Copy the lines holding the word "Leskinen", all of them.
::::::::::
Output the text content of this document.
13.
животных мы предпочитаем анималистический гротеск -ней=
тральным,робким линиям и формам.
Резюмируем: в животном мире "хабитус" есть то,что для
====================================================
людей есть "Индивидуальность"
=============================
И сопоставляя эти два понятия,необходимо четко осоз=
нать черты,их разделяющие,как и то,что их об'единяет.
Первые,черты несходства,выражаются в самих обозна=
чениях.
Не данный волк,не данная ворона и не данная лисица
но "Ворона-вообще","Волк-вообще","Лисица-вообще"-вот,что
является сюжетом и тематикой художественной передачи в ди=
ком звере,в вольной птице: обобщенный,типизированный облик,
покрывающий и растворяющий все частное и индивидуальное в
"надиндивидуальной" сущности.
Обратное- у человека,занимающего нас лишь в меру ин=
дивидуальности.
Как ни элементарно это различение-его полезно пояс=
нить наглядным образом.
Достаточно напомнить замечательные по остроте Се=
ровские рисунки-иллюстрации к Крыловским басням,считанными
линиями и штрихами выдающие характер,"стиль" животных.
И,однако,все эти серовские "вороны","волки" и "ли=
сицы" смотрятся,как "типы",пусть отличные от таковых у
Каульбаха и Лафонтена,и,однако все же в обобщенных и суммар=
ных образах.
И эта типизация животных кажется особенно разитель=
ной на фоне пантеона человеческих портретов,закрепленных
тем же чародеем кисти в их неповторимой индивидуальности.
::::::::::
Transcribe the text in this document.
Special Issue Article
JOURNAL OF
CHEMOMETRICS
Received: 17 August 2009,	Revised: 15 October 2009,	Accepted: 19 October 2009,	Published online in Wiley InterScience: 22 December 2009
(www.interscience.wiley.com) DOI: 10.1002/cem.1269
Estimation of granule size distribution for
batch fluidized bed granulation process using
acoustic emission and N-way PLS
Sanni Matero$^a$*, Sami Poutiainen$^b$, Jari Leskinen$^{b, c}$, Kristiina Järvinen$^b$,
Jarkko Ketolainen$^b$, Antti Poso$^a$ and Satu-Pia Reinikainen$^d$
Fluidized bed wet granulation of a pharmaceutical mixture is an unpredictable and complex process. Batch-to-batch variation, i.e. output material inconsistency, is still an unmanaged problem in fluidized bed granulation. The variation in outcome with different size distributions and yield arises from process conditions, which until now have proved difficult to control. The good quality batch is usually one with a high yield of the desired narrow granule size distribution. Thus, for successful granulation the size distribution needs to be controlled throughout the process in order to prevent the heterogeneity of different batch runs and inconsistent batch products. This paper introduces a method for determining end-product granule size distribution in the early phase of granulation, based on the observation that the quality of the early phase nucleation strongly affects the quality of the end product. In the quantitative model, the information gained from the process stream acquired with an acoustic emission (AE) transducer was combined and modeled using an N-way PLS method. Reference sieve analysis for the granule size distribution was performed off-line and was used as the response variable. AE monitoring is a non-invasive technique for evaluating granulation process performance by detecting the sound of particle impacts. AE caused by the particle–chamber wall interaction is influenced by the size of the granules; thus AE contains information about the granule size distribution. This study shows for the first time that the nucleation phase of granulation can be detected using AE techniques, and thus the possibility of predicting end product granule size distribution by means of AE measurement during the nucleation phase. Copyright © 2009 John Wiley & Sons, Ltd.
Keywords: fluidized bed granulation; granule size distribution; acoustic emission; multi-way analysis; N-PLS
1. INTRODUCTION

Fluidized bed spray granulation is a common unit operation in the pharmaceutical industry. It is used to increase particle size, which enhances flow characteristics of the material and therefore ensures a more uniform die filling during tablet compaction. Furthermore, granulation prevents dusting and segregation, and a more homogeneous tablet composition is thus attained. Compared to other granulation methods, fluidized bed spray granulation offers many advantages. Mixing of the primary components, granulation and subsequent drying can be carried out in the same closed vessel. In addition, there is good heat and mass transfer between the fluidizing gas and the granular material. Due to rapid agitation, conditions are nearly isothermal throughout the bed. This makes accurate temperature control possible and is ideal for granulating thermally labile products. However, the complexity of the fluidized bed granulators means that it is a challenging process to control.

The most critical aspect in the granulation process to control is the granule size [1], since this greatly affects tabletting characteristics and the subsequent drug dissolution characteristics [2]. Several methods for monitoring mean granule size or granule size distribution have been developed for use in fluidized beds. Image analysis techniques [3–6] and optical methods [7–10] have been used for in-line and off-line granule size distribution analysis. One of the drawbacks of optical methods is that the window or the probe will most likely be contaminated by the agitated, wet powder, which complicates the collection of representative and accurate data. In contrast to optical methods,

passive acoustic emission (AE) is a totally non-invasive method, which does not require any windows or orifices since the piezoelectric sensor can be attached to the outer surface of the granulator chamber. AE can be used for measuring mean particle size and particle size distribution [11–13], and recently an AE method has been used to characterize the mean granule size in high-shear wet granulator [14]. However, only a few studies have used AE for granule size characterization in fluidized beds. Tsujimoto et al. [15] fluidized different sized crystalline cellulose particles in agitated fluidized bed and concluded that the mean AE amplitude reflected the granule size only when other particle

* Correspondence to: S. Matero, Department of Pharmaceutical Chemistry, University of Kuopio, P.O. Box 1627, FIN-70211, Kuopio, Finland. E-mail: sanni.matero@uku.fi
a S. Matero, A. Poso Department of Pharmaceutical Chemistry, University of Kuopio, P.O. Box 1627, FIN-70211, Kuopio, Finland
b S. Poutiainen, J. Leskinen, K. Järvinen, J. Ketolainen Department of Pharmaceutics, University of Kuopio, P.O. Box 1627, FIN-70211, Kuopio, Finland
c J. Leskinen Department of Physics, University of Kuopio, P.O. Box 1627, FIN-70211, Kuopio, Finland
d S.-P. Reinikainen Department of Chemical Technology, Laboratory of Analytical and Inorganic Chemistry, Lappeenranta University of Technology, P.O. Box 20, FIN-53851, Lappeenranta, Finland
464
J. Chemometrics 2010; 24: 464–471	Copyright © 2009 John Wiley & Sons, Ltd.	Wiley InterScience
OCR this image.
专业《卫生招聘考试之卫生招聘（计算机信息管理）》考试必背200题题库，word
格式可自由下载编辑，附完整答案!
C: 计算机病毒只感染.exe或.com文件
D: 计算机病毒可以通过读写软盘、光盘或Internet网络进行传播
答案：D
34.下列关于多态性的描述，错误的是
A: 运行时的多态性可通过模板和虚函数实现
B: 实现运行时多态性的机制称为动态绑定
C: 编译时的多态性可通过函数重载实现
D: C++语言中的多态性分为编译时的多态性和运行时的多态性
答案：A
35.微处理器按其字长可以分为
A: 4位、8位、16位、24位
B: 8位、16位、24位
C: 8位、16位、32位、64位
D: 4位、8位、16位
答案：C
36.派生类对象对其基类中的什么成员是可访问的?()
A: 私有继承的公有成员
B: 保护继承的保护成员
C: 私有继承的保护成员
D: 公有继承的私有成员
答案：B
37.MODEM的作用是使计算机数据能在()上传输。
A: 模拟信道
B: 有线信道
::::::::::
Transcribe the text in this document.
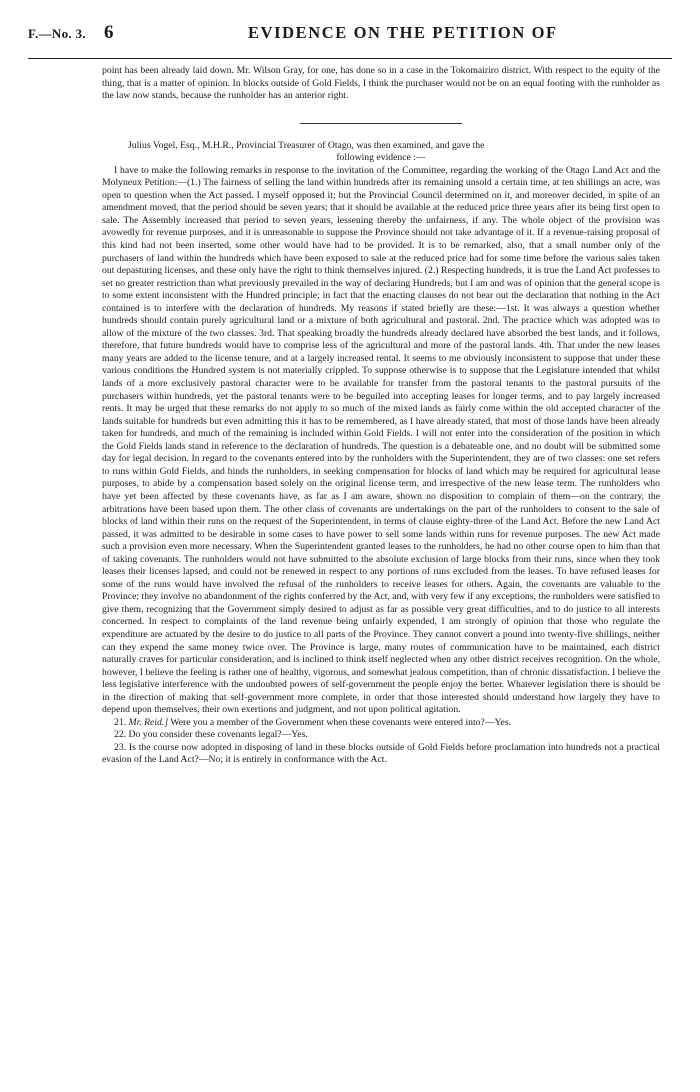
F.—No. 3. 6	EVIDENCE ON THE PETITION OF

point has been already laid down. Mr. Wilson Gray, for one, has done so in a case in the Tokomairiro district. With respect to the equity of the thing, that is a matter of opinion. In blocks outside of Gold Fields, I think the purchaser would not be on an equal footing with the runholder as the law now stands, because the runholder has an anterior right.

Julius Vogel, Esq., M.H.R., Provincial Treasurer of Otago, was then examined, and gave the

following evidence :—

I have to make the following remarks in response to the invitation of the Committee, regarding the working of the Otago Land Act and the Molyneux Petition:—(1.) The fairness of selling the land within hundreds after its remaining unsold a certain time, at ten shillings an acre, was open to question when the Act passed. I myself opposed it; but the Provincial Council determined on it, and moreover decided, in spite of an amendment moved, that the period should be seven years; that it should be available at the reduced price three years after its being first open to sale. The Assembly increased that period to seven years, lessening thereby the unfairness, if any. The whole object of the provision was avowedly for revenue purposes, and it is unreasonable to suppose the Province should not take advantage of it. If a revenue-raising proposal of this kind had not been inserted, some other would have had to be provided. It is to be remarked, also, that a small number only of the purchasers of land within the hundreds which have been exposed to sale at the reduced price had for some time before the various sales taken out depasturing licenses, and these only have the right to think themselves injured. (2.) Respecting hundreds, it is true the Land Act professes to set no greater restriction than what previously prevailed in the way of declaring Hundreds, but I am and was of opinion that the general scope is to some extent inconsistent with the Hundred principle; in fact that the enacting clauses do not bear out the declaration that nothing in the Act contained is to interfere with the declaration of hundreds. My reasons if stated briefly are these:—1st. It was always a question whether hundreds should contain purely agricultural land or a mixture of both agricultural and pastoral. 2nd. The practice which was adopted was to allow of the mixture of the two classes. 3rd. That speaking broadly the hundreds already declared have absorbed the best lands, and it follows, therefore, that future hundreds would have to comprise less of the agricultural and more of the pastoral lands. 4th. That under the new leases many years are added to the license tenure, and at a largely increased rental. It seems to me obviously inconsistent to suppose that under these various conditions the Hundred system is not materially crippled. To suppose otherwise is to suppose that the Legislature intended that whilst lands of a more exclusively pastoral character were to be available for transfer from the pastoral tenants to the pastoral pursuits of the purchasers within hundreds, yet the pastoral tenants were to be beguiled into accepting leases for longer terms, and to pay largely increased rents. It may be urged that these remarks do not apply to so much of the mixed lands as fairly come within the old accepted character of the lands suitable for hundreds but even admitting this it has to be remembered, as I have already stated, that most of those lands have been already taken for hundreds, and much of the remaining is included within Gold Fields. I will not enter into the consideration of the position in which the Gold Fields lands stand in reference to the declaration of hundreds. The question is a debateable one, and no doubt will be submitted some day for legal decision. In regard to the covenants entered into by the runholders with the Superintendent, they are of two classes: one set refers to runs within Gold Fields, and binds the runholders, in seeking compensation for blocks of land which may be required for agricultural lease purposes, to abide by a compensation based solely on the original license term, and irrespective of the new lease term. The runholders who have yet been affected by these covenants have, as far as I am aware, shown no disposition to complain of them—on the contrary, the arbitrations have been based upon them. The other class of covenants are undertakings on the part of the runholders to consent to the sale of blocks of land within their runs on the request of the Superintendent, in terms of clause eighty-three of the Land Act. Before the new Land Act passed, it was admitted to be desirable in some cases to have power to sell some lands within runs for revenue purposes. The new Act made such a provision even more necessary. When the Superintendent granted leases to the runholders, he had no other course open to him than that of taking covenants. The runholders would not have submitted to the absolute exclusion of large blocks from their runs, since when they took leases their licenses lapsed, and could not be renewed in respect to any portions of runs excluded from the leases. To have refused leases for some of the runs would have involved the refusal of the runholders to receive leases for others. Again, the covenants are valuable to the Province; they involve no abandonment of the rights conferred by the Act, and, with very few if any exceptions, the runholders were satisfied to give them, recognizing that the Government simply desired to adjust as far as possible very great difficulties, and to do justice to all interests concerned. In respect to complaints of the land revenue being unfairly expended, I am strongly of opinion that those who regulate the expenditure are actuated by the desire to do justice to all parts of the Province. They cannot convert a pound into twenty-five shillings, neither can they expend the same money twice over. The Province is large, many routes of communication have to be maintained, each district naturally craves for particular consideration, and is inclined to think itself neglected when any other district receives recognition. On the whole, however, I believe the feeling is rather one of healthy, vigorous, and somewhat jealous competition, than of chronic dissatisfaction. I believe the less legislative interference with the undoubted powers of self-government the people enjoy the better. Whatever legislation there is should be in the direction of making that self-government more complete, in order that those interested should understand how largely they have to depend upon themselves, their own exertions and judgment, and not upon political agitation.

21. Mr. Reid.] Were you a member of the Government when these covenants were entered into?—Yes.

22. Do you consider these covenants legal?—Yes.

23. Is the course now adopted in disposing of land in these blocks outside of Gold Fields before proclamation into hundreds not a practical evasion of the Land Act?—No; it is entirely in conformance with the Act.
::::::::::
» **Answer to the task**
Sanni Matero$^a$*, Sami Poutiainen$^b$, Jari Leskinen$^{b, c}$, Kristiina Järvinen$^b$,
b S. Poutiainen, J. Leskinen, K. Järvinen, J. Ketolainen Department of Pharmaceutics, University of Kuopio, P.O. Box 1627, FIN-70211, Kuopio, Finland
c J. Leskinen Department of Physics, University of Kuopio, P.O. Box 1627, FIN-70211, Kuopio, Finland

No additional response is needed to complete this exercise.